4. Reprobation.—Reprobation is a part of the doctrine of predestination, and means the decree of God respecting the final destiny of the non-elect. As the decree of election absolutely determines the future blessedness of a definite part of mankind, so the decree of reprobation absolutely determines the future misery of the rest.[773] [773] Westminster Confession, chap, iii, secs, iii, vi, vii. The word preterition is in favor with some Calvinists. It is preferred as a softer term than reprobation, and as affording some relief from the severer aspects of the doctrine. It is true that in a formula of the doctrine we have the words “to pass by;” but these words do not express the whole of the doctrine: “The rest of mankind, God was pleased . . . to pass by, and to ordain them to dishonor and wrath for their sin.” They were passed by simply in the sense that no atonement was made for them; but this was only a part of the decree of reprobation. The strong word fore-ordained is used. All others than the elect are “foreordained to everlasting death.” No stronger word is used respecting the elect. The election of a part means the reprobation of the rest; otherwise, God must have been blankly indifferent to their destiny. Nothing, however, could be more unreasonable than such a notion. Hence the true position is with the Calvinistic theologians who adhere to the term reprobation, and to all that it here means. This was the position of Calvin himself: “Many, indeed, as if they wished to avert odium from God, admit election in such a way as to deny that any one is reprobated. But this is puerile and absurd, because election itself could not exist without being opposed to reprobation. God is said to separate those whom he adopts to salvation. To say that others obtain by chance, or acquire by their own efforts, that which election alone confers on a few, will be worse than absurd. Whom God passes by, therefore, he reprobates, and from no other cause than his determination to exclude them from the inheritance which he predestines for his children.”[774]

[774] Institutes, vol. ii, p. 163. Such is the view of Dr. Dick:Theology, vol. i, pp. 367, 368; also of Dr. Shedd:Dogmatic Theology, vol. i, pp. 429-431. Many authorities could easily be added.

Annotated region listings

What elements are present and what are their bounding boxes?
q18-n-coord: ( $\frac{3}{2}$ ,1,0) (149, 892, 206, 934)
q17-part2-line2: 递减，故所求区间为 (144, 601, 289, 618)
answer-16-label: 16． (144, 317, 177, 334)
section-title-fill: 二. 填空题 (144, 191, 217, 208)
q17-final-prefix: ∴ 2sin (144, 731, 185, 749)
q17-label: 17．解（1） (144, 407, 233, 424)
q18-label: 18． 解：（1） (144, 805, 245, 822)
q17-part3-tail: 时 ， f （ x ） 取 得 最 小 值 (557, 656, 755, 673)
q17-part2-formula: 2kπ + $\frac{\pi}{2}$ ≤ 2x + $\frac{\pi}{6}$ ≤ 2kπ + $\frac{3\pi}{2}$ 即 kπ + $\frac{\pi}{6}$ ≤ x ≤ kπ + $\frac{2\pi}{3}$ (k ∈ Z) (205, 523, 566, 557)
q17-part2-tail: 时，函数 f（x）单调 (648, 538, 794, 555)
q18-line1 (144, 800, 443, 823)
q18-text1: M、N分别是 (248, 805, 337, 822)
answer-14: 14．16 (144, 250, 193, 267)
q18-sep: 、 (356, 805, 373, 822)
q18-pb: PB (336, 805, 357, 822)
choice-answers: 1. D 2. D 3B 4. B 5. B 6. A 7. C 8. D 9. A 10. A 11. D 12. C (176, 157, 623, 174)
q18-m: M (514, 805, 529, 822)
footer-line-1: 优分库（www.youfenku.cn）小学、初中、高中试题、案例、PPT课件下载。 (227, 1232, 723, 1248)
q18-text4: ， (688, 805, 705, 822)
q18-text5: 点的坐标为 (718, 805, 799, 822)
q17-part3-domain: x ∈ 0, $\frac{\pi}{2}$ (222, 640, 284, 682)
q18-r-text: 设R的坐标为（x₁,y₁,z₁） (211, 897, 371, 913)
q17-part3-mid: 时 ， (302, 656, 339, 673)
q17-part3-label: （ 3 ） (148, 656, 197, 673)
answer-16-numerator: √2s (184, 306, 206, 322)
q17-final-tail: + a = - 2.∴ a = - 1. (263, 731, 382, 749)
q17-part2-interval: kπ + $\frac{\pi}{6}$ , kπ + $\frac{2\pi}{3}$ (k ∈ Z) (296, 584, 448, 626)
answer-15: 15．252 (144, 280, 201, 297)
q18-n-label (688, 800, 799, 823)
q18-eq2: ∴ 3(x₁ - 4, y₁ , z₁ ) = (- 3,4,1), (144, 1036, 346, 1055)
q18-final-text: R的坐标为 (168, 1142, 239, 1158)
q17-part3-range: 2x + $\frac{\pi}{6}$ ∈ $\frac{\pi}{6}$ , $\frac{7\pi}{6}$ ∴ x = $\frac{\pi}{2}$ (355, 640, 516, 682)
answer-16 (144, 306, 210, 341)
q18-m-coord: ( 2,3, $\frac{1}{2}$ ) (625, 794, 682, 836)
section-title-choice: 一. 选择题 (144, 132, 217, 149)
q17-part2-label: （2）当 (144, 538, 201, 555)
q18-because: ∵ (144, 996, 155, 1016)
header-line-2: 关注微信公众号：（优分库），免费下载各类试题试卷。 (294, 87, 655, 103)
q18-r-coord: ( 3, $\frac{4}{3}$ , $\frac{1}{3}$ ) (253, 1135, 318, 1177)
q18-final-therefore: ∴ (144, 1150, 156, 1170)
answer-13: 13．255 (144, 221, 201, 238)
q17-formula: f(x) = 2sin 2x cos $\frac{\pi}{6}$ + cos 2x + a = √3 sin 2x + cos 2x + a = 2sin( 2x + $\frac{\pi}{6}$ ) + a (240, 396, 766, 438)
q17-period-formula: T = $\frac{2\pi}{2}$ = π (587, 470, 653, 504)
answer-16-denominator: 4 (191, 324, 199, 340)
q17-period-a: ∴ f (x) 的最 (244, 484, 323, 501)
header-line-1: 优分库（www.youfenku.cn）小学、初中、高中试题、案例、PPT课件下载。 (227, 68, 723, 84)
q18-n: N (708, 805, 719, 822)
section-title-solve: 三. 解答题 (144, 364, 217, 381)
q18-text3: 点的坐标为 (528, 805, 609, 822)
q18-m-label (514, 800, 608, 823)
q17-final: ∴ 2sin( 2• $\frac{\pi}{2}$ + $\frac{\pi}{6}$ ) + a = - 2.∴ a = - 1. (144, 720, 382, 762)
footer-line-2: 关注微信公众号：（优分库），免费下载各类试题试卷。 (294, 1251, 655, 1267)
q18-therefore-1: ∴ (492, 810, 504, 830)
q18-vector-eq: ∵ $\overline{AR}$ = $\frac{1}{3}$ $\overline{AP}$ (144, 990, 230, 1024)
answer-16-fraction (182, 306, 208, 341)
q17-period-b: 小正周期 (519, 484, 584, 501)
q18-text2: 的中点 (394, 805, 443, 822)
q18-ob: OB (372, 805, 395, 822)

* [REQUIRED TASK] Continue the passage on reprobation from the point where it stops.

* [RESPONSE TO THE EXERCISE]
Reprobation is contrary to the divine justice. Of course the reply is, that it means simply the ordaining of sinful men to the dishonor and wrath which they deserve, and hence that it cannot be opposed to the justice of God; that it is in fact “to the praise of his glorious justice.” It is readily conceded that there can be no injustice in the infliction of deserved penalty. This, however, does not close the question. It is still open to inquire whether the subjects of reprobation really deserve the penal doom to which they are fore-ordained. The desert of an eternal penal doom is not in the subjects of the reprobation. What is the nature of the sin which is assumed to have such desert? The answer is obvious: That with which they are born. Whether it is an inherited guilt of Adam’s sin or the sin of an inherited depravity of nature, it concerns us not here to inquire. It suffices, that native sin is held to be a sufficient ground of reprobation. That it is so held cannot be disputed. The very familiar position is, that, as original or birth sin constitutes in all men the desert of damnation, God might graciously elect a part to final blessedness and justly reprobate the rest to eternal misery, since the reprobation would simply determine for them the penal doom which they deserve. This, then, is the form of sin on which it is attempted to justify the doctrine of reprobation. But the justification cannot be thus attained. The alleged sin lies wholly apart from the personal agency of the reprobate, and therefore cannot constitute in them any desert of punishment. Hence their reprobation would be an injustice.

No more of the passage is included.